[START]

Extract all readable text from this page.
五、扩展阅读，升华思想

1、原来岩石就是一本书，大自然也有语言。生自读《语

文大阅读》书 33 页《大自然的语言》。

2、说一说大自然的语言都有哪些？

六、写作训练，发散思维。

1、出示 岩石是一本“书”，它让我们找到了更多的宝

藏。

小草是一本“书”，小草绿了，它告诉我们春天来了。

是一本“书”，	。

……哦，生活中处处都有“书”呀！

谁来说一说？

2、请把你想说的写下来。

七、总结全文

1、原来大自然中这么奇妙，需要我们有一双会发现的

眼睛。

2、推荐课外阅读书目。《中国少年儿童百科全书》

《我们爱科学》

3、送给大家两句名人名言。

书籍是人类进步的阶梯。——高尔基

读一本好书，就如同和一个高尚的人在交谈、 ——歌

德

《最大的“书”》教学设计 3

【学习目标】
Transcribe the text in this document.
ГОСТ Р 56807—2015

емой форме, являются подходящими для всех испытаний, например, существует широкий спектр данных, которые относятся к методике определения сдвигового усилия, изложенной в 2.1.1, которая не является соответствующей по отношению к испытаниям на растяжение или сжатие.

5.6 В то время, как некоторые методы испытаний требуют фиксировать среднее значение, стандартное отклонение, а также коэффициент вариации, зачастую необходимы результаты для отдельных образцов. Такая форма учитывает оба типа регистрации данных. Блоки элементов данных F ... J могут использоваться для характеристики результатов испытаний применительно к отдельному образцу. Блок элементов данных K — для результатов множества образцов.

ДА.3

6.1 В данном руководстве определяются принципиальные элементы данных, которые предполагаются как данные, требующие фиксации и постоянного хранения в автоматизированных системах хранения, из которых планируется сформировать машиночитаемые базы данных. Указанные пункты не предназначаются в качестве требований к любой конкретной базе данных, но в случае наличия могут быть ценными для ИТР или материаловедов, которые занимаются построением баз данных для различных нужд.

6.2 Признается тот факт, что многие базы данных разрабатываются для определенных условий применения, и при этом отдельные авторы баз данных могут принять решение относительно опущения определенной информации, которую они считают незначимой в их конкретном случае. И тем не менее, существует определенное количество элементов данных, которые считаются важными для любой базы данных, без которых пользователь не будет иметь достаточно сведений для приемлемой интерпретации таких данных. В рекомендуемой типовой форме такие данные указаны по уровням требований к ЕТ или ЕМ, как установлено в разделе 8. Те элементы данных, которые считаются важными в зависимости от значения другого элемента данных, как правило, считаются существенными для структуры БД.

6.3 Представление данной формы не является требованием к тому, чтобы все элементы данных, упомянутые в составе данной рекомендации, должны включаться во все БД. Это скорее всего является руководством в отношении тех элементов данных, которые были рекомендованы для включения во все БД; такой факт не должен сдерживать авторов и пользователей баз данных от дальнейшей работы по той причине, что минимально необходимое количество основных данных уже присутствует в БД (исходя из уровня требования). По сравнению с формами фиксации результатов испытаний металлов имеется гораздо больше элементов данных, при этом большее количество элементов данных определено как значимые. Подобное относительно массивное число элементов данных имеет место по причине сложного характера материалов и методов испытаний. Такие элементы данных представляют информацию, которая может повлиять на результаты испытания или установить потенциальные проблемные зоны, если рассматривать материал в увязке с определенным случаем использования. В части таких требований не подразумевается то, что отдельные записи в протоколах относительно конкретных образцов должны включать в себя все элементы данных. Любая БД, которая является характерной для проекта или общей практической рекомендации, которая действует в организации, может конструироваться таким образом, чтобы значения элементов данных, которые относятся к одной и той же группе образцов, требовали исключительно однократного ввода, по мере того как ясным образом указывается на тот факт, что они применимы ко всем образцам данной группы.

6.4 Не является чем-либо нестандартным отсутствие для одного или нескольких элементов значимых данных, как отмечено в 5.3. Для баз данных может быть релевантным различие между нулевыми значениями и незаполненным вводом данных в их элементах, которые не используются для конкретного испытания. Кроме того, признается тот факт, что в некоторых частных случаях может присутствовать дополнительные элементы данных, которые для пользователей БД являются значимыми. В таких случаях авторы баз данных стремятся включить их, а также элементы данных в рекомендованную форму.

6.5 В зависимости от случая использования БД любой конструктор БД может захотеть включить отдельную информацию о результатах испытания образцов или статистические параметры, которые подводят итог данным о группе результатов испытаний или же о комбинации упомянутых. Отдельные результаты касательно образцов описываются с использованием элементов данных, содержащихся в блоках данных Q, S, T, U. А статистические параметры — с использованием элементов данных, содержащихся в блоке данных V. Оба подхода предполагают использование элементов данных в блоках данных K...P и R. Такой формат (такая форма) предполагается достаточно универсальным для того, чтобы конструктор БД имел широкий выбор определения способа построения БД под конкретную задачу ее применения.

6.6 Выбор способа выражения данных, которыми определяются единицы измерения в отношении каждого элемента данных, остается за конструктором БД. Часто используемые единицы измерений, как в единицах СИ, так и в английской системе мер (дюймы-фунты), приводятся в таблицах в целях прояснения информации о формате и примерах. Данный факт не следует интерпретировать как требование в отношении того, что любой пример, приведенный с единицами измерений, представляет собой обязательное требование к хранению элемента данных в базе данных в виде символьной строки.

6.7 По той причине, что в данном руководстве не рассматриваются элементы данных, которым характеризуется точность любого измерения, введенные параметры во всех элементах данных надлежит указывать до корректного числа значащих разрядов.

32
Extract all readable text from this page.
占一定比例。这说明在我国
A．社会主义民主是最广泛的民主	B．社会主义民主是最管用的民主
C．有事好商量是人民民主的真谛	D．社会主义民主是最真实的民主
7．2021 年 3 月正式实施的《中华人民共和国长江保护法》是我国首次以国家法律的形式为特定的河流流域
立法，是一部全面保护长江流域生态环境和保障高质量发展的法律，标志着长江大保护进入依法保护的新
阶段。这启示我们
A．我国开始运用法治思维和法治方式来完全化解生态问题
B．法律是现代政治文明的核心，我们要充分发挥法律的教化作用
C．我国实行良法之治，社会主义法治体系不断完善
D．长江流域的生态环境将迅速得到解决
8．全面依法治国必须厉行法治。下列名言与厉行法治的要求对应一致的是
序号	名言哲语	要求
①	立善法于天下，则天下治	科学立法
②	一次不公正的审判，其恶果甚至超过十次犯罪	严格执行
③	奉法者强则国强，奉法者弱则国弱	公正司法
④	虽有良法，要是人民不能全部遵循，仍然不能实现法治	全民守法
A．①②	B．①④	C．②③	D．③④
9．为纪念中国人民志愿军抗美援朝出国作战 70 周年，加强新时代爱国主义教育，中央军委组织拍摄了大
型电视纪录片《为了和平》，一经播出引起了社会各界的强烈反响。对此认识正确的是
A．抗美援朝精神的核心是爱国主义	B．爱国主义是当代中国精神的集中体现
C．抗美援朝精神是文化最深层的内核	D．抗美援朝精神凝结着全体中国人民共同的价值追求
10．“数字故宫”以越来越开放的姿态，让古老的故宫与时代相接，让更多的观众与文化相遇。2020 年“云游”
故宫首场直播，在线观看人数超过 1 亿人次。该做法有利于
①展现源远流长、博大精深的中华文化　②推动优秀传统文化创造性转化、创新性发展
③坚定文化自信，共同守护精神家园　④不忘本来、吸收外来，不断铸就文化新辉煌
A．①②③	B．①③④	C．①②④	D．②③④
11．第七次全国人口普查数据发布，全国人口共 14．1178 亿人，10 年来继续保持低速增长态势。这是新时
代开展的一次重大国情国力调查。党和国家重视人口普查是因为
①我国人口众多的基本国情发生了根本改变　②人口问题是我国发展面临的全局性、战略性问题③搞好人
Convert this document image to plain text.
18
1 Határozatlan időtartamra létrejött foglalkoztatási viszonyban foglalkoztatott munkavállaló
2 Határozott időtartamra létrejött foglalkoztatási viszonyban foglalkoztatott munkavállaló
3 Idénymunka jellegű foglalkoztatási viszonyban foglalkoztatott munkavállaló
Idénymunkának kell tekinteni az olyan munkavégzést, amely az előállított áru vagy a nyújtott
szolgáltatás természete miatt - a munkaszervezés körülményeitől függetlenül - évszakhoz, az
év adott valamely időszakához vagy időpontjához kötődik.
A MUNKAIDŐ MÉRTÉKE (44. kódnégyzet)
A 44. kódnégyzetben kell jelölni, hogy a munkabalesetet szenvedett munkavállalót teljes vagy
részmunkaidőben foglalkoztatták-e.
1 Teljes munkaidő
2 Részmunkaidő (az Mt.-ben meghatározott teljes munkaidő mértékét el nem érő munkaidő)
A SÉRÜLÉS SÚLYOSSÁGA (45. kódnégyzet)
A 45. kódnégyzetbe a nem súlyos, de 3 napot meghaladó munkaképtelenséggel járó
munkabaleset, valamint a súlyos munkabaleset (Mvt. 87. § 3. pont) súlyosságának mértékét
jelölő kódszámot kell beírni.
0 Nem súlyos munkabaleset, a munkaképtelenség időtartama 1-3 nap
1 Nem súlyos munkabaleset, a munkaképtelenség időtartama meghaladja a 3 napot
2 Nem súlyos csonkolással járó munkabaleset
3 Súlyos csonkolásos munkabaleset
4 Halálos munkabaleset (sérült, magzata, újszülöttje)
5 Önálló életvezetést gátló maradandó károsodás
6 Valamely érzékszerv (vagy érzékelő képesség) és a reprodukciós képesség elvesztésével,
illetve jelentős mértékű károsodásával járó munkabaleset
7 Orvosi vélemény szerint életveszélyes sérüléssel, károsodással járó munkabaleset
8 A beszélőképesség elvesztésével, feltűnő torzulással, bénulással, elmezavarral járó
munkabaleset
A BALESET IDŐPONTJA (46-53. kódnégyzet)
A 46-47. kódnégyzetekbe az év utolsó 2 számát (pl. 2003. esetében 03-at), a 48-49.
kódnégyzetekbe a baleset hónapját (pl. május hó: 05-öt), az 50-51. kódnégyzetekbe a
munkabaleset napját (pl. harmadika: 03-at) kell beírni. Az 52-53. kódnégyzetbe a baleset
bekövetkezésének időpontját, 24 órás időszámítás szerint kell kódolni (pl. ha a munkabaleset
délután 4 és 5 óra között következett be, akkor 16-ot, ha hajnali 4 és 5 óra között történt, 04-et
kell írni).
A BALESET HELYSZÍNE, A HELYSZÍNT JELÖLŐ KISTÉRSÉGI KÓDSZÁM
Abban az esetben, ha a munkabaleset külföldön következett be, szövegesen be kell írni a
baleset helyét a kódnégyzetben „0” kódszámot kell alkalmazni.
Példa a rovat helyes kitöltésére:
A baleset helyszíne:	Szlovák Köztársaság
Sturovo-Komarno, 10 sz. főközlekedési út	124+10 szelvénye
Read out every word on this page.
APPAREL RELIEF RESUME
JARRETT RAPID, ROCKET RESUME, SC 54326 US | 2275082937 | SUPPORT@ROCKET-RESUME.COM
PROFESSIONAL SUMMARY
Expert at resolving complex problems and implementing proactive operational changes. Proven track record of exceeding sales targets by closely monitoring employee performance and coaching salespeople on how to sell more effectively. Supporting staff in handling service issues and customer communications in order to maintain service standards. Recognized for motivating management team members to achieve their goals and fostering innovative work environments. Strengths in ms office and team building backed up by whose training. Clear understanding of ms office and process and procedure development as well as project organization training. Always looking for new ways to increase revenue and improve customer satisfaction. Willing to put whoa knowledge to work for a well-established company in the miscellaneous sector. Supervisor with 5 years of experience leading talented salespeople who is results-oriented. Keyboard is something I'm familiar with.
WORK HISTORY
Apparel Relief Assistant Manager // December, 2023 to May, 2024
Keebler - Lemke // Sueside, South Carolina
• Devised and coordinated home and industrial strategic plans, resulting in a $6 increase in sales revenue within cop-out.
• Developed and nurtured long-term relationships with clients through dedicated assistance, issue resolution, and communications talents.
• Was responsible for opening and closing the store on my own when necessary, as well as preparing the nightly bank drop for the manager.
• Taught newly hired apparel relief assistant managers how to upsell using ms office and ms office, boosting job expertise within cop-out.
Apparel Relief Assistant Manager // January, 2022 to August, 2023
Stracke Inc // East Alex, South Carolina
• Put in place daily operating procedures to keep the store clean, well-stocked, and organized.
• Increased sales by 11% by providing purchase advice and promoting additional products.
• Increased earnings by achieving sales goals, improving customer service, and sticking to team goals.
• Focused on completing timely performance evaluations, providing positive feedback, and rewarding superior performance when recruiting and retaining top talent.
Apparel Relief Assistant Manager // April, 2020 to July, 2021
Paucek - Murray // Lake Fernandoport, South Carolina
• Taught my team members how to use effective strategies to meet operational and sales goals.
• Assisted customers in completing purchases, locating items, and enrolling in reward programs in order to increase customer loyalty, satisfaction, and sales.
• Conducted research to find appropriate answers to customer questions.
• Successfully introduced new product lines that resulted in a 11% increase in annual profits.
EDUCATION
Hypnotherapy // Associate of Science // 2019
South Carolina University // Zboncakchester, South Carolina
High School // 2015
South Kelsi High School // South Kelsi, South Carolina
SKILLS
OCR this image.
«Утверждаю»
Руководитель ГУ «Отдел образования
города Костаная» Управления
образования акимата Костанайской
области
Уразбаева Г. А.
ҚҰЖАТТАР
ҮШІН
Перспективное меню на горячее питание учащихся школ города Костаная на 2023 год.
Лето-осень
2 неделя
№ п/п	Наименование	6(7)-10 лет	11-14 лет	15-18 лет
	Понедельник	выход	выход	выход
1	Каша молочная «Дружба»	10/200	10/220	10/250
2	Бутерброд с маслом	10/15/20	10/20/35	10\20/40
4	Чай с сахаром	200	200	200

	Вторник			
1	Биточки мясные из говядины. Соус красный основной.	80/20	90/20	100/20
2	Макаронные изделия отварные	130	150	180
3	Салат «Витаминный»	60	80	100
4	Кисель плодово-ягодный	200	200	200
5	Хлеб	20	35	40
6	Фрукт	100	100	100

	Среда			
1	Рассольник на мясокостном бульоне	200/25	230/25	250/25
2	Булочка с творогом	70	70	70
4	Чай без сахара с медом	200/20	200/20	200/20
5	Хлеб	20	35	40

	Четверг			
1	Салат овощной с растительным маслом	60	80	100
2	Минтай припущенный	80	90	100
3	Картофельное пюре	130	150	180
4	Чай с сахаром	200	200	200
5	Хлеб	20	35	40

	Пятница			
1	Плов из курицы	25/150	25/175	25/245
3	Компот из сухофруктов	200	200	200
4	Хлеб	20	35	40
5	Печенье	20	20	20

[END]

Written instruction: Copy out every line where the word "kell" occurs.

Exercise solution:
Idénymunkának kell tekinteni az olyan munkavégzést, amely az előállított áru vagy a nyújtott
A 44. kódnégyzetben kell jelölni, hogy a munkabalesetet szenvedett munkavállalót teljes vagy
jelölő kódszámot kell beírni.
munkabaleset napját (pl. harmadika: 03-at) kell beírni. Az 52-53. kódnégyzetbe a baleset
bekövetkezésének időpontját, 24 órás időszámítás szerint kell kódolni (pl. ha a munkabaleset
kell írni).
Abban az esetben, ha a munkabaleset külföldön következett be, szövegesen be kell írni a
baleset helyét a kódnégyzetben „0” kódszámot kell alkalmazni.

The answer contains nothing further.